What the task asks: Below are the records. List every line holding the word "title".

Extracted entries:
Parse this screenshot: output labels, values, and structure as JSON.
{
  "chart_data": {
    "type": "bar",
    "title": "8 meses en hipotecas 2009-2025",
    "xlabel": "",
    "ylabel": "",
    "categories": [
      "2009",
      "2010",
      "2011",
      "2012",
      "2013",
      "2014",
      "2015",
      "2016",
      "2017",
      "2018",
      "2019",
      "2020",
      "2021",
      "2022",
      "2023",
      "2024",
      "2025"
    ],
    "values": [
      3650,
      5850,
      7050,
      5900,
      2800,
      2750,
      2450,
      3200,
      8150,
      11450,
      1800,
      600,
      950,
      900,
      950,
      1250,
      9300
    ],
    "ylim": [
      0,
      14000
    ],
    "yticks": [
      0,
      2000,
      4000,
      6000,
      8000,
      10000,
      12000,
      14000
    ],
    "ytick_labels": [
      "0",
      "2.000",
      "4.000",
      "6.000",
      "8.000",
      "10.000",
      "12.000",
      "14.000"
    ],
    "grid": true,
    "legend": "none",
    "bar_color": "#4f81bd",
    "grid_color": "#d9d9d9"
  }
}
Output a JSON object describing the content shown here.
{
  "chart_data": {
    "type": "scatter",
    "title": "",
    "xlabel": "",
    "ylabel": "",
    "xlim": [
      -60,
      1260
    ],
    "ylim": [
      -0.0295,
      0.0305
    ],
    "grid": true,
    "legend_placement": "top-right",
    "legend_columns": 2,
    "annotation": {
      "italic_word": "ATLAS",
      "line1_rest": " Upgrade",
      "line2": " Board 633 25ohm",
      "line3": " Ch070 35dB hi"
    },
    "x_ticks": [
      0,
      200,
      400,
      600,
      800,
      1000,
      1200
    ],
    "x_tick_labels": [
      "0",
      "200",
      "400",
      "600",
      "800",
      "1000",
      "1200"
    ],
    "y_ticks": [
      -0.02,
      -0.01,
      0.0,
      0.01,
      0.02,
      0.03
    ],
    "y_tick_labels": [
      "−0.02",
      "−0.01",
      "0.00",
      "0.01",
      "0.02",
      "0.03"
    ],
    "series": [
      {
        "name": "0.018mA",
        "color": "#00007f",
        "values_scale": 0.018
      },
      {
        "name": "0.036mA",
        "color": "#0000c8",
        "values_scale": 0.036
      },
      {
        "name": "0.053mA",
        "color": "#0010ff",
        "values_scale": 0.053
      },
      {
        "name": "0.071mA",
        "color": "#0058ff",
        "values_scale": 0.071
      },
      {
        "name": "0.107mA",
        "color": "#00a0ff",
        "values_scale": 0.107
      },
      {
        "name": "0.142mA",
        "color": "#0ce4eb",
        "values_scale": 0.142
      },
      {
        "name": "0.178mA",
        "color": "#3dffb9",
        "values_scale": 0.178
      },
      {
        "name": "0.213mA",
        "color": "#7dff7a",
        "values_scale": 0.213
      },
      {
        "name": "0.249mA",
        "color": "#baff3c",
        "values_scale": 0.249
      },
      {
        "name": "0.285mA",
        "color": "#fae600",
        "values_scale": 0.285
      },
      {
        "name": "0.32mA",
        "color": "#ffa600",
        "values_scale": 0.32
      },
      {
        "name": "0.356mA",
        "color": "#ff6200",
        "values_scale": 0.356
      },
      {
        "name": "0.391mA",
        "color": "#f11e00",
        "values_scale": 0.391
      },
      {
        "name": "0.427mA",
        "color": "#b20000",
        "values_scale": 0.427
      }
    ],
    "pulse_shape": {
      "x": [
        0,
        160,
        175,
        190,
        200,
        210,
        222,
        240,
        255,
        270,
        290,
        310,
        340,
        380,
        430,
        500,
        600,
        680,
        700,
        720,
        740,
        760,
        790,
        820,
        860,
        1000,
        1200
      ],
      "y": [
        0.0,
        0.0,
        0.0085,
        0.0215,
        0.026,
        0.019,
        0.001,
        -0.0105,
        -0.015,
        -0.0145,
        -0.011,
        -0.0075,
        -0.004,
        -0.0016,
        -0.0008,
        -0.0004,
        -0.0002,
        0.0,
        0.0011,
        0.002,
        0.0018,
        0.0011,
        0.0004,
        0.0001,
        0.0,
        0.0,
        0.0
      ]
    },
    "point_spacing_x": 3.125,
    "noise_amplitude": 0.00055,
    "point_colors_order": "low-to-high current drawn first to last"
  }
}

Correct answer:
    "title": "8 meses en hipotecas 2009-2025",
    "title": "",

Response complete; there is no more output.